Work required: Below are records to transcribe exactly, without their pictures.

(Dataset entries)
------------------------

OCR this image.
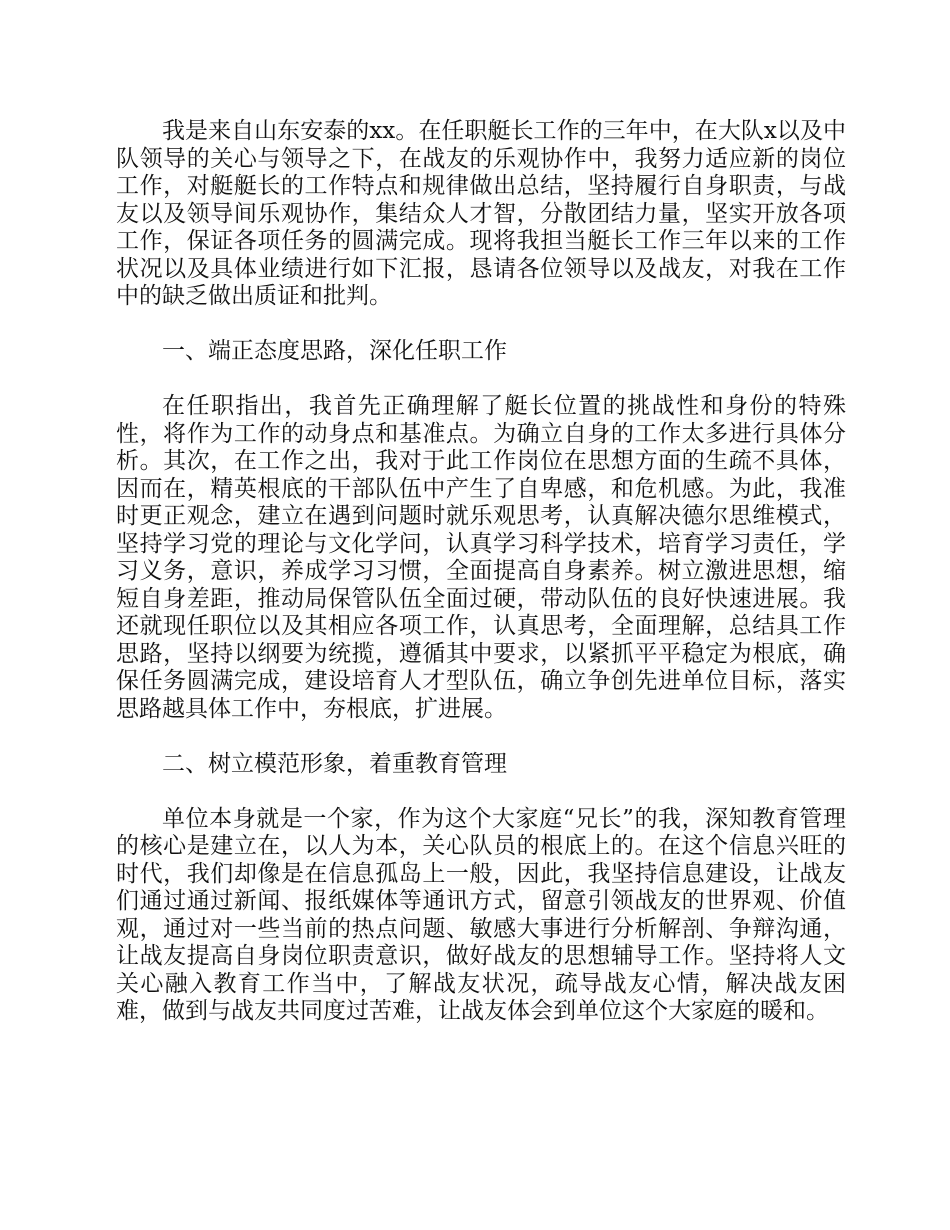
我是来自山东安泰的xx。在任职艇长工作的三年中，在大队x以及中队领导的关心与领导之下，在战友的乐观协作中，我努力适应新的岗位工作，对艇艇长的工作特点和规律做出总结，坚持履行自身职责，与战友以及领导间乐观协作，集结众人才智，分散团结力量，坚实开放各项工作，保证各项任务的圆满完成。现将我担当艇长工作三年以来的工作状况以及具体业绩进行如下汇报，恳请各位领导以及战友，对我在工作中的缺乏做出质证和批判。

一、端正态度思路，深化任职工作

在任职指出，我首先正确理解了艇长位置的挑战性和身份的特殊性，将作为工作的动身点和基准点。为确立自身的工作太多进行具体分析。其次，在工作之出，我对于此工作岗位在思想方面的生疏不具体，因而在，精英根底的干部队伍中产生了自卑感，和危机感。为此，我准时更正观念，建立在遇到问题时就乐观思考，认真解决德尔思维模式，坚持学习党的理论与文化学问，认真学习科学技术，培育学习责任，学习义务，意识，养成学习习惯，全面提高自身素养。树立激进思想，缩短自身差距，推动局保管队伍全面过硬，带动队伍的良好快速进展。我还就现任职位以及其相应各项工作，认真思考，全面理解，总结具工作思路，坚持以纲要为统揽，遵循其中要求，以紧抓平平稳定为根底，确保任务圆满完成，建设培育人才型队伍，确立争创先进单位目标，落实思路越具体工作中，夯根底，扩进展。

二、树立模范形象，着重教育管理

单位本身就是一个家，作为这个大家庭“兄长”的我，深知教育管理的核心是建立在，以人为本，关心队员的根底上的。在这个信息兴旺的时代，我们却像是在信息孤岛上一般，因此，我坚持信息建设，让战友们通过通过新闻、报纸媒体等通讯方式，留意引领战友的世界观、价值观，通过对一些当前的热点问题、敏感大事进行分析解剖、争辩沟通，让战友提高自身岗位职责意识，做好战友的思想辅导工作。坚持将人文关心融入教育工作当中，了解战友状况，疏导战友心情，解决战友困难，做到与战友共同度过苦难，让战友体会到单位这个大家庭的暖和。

------------------------

Output of the exercise:
OCR this image.
我是来自山东安泰的xx。在任职艇长工作的三年中，在大队x以及中队领导的关心与领导之下，在战友的乐观协作中，我努力适应新的岗位工作，对艇艇长的工作特点和规律做出总结，坚持履行自身职责，与战友以及领导间乐观协作，集结众人才智，分散团结力量，坚实开放各项工作，保证各项任务的圆满完成。现将我担当艇长工作三年以来的工作状况以及具体业绩进行如下汇报，恳请各位领导以及战友，对我在工作中的缺乏做出质证和批判。

一、端正态度思路，深化任职工作

在任职指出，我首先正确理解了艇长位置的挑战性和身份的特殊性，将作为工作的动身点和基准点。为确立自身的工作太多进行具体分析。其次，在工作之出，我对于此工作岗位在思想方面的生疏不具体，因而在，精英根底的干部队伍中产生了自卑感，和危机感。为此，我准时更正观念，建立在遇到问题时就乐观思考，认真解决德尔思维模式，坚持学习党的理论与文化学问，认真学习科学技术，培育学习责任，学习义务，意识，养成学习习惯，全面提高自身素养。树立激进思想，缩短自身差距，推动局保管队伍全面过硬，带动队伍的良好快速进展。我还就现任职位以及其相应各项工作，认真思考，全面理解，总结具工作思路，坚持以纲要为统揽，遵循其中要求，以紧抓平平稳定为根底，确保任务圆满完成，建设培育人才型队伍，确立争创先进单位目标，落实思路越具体工作中，夯根底，扩进展。

二、树立模范形象，着重教育管理

单位本身就是一个家，作为这个大家庭“兄长”的我，深知教育管理的核心是建立在，以人为本，关心队员的根底上的。在这个信息兴旺的时代，我们却像是在信息孤岛上一般，因此，我坚持信息建设，让战友们通过通过新闻、报纸媒体等通讯方式，留意引领战友的世界观、价值观，通过对一些当前的热点问题、敏感大事进行分析解剖、争辩沟通，让战友提高自身岗位职责意识，做好战友的思想辅导工作。坚持将人文关心融入教育工作当中，了解战友状况，疏导战友心情，解决战友困难，做到与战友共同度过苦难，让战友体会到单位这个大家庭的暖和。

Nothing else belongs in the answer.